| GIVEN INSTRUCTION |
Omit the pictures, please, and give each record below again exactly.

| DATA PROVIDED |
►
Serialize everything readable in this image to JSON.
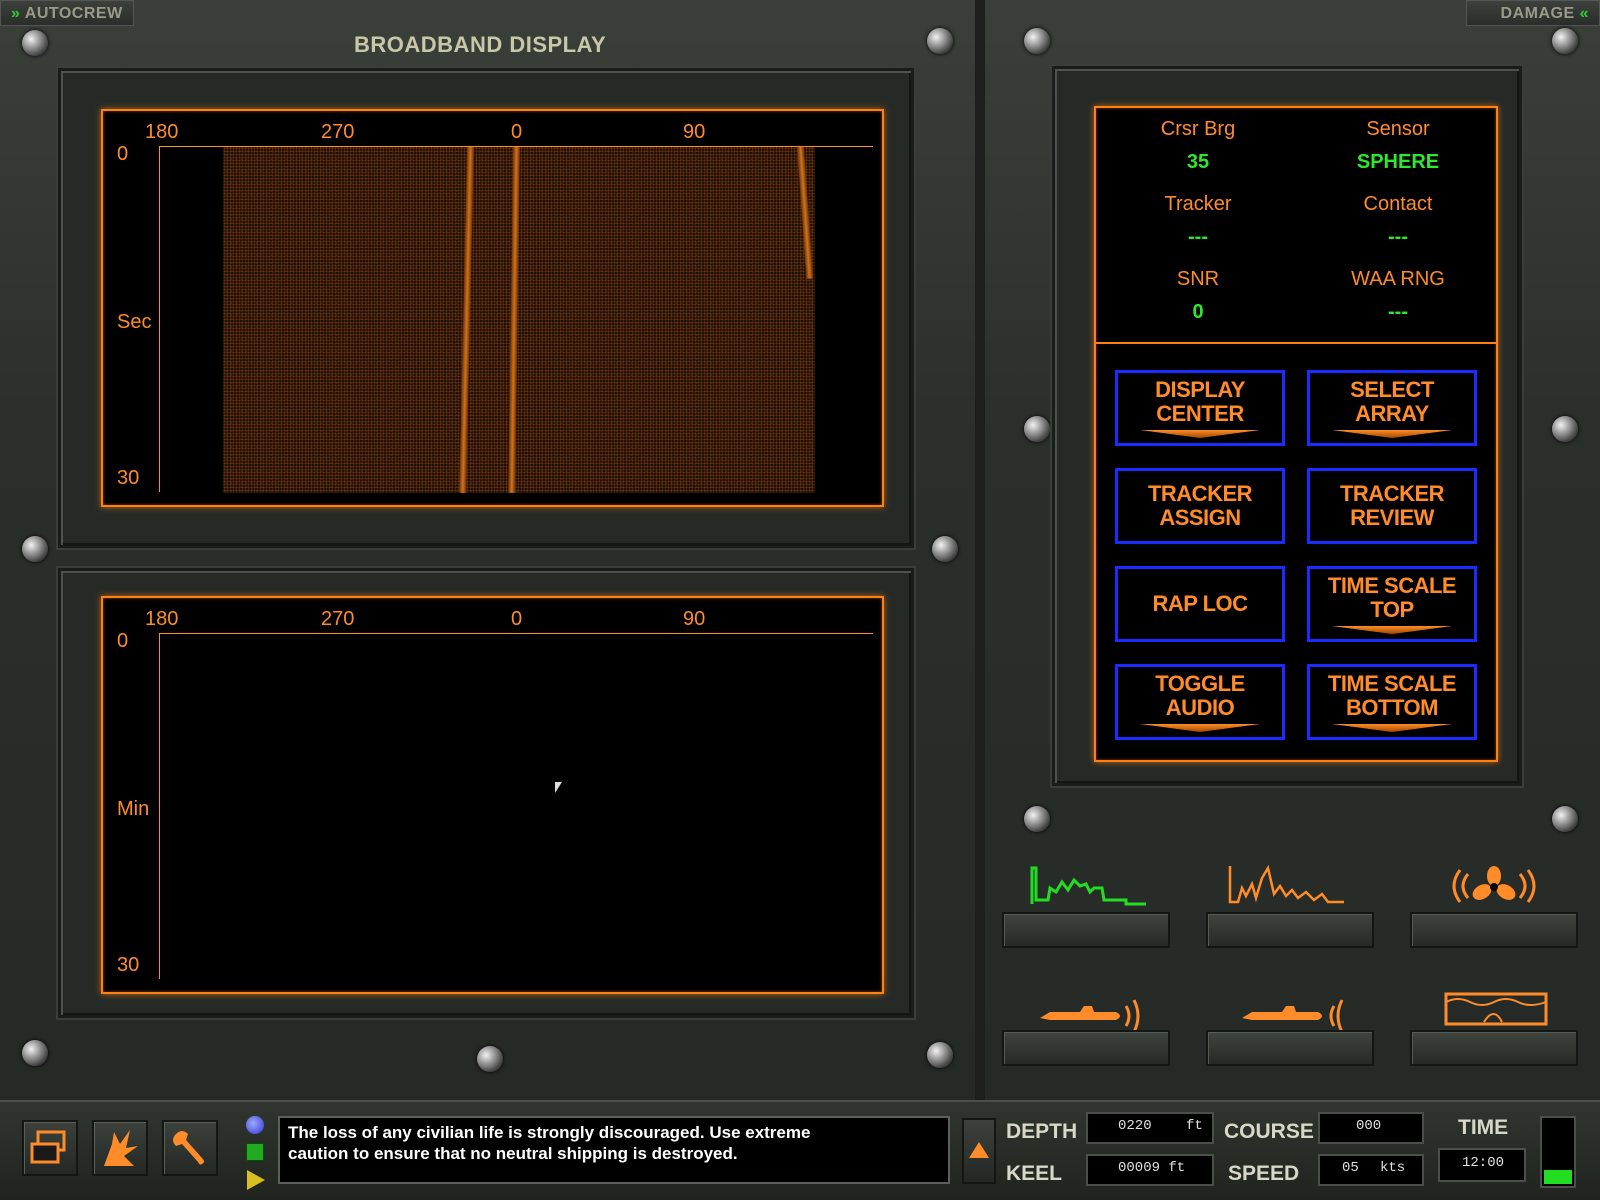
{
  "header": {
    "autocrew_label": "AUTOCREW",
    "damage_label": "DAMAGE",
    "title": "BROADBAND DISPLAY"
  },
  "top_display": {
    "bearing_ticks": [
      "180",
      "270",
      "0",
      "90"
    ],
    "time_top": "0",
    "time_unit": "Sec",
    "time_bottom": "30"
  },
  "bottom_display": {
    "bearing_ticks": [
      "180",
      "270",
      "0",
      "90"
    ],
    "time_top": "0",
    "time_unit": "Min",
    "time_bottom": "30"
  },
  "info_panel": {
    "cursor_bearing_label": "Crsr Brg",
    "cursor_bearing_value": "35",
    "sensor_label": "Sensor",
    "sensor_value": "SPHERE",
    "tracker_label": "Tracker",
    "tracker_value": "---",
    "contact_label": "Contact",
    "contact_value": "---",
    "snr_label": "SNR",
    "snr_value": "0",
    "waa_rng_label": "WAA RNG",
    "waa_rng_value": "---"
  },
  "commands": {
    "display_center": [
      "DISPLAY",
      "CENTER"
    ],
    "select_array": [
      "SELECT",
      "ARRAY"
    ],
    "tracker_assign": [
      "TRACKER",
      "ASSIGN"
    ],
    "tracker_review": [
      "TRACKER",
      "REVIEW"
    ],
    "rap_loc": "RAP LOC",
    "time_scale_top": [
      "TIME SCALE",
      "TOP"
    ],
    "toggle_audio": [
      "TOGGLE",
      "AUDIO"
    ],
    "time_scale_bottom": [
      "TIME SCALE",
      "BOTTOM"
    ]
  },
  "stations": {
    "broadband_icon": "broadband-waveform-icon",
    "narrowband_icon": "narrowband-waveform-icon",
    "demon_icon": "propeller-sound-icon",
    "active_sonar_icon": "submarine-ping-icon",
    "passive_sonar_icon": "submarine-listen-icon",
    "nav_icon": "ocean-profile-icon",
    "active_color": "#22dd22",
    "inactive_color": "#ff8c28"
  },
  "status_bar": {
    "message_line1": "The loss of any civilian life is strongly discouraged. Use extreme",
    "message_line2": "caution to ensure that no neutral shipping is destroyed.",
    "depth_label": "DEPTH",
    "depth_value": "0220",
    "depth_unit": "ft",
    "keel_label": "KEEL",
    "keel_value": "00009 ft",
    "course_label": "COURSE",
    "course_value": "000",
    "speed_label": "SPEED",
    "speed_value": "05",
    "speed_unit": "kts",
    "time_label": "TIME",
    "time_value": "12:00"
  }
}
◄
| WRITTEN ANSWER |
Serialize everything readable in this image to JSON.
{
  "header": {
    "autocrew_label": "AUTOCREW",
    "damage_label": "DAMAGE",
    "title": "BROADBAND DISPLAY"
  },
  "top_display": {
    "bearing_ticks": [
      "180",
      "270",
      "0",
      "90"
    ],
    "time_top": "0",
    "time_unit": "Sec",
    "time_bottom": "30"
  },
  "bottom_display": {
    "bearing_ticks": [
      "180",
      "270",
      "0",
      "90"
    ],
    "time_top": "0",
    "time_unit": "Min",
    "time_bottom": "30"
  },
  "info_panel": {
    "cursor_bearing_label": "Crsr Brg",
    "cursor_bearing_value": "35",
    "sensor_label": "Sensor",
    "sensor_value": "SPHERE",
    "tracker_label": "Tracker",
    "tracker_value": "---",
    "contact_label": "Contact",
    "contact_value": "---",
    "snr_label": "SNR",
    "snr_value": "0",
    "waa_rng_label": "WAA RNG",
    "waa_rng_value": "---"
  },
  "commands": {
    "display_center": [
      "DISPLAY",
      "CENTER"
    ],
    "select_array": [
      "SELECT",
      "ARRAY"
    ],
    "tracker_assign": [
      "TRACKER",
      "ASSIGN"
    ],
    "tracker_review": [
      "TRACKER",
      "REVIEW"
    ],
    "rap_loc": "RAP LOC",
    "time_scale_top": [
      "TIME SCALE",
      "TOP"
    ],
    "toggle_audio": [
      "TOGGLE",
      "AUDIO"
    ],
    "time_scale_bottom": [
      "TIME SCALE",
      "BOTTOM"
    ]
  },
  "stations": {
    "broadband_icon": "broadband-waveform-icon",
    "narrowband_icon": "narrowband-waveform-icon",
    "demon_icon": "propeller-sound-icon",
    "active_sonar_icon": "submarine-ping-icon",
    "passive_sonar_icon": "submarine-listen-icon",
    "nav_icon": "ocean-profile-icon",
    "active_color": "#22dd22",
    "inactive_color": "#ff8c28"
  },
  "status_bar": {
    "message_line1": "The loss of any civilian life is strongly discouraged. Use extreme",
    "message_line2": "caution to ensure that no neutral shipping is destroyed.",
    "depth_label": "DEPTH",
    "depth_value": "0220",
    "depth_unit": "ft",
    "keel_label": "KEEL",
    "keel_value": "00009 ft",
    "course_label": "COURSE",
    "course_value": "000",
    "speed_label": "SPEED",
    "speed_value": "05",
    "speed_unit": "kts",
    "time_label": "TIME",
    "time_value": "12:00"
  }
}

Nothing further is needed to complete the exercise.